◆ **Written problem**
Where does the string "Settings" appear? Copy every line of the entries below that holds it.

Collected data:
--- begin ---

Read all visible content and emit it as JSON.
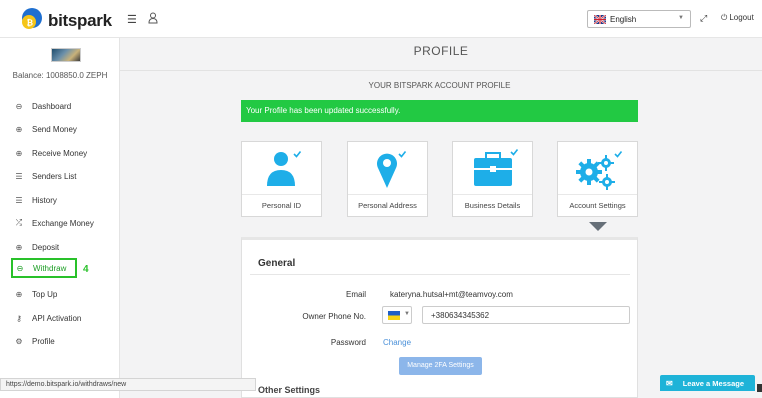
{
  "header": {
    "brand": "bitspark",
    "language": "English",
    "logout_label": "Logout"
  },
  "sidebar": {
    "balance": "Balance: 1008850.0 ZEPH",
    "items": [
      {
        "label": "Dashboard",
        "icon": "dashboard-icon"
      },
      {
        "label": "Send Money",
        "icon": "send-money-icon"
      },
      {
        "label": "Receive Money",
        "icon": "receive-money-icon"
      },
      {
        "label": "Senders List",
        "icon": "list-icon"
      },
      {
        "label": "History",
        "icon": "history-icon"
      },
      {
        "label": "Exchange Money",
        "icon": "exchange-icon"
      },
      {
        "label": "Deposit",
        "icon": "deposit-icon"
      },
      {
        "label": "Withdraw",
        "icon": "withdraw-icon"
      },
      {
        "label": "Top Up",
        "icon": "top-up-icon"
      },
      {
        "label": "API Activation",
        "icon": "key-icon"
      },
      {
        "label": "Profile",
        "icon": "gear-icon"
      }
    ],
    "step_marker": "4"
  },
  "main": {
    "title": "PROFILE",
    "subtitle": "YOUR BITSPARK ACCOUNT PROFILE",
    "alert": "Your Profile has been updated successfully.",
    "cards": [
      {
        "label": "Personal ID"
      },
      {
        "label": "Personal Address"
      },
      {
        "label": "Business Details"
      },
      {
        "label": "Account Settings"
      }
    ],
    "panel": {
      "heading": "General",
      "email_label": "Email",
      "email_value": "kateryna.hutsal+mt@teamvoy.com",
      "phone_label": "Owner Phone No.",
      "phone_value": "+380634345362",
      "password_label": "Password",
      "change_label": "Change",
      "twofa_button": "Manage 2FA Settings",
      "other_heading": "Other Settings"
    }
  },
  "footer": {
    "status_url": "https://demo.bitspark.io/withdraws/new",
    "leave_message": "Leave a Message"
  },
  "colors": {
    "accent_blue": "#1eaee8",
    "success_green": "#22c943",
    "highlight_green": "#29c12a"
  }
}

--- end ---

◆ **Full response**
        "label": "Account Settings"
      "twofa_button": "Manage 2FA Settings",
      "other_heading": "Other Settings"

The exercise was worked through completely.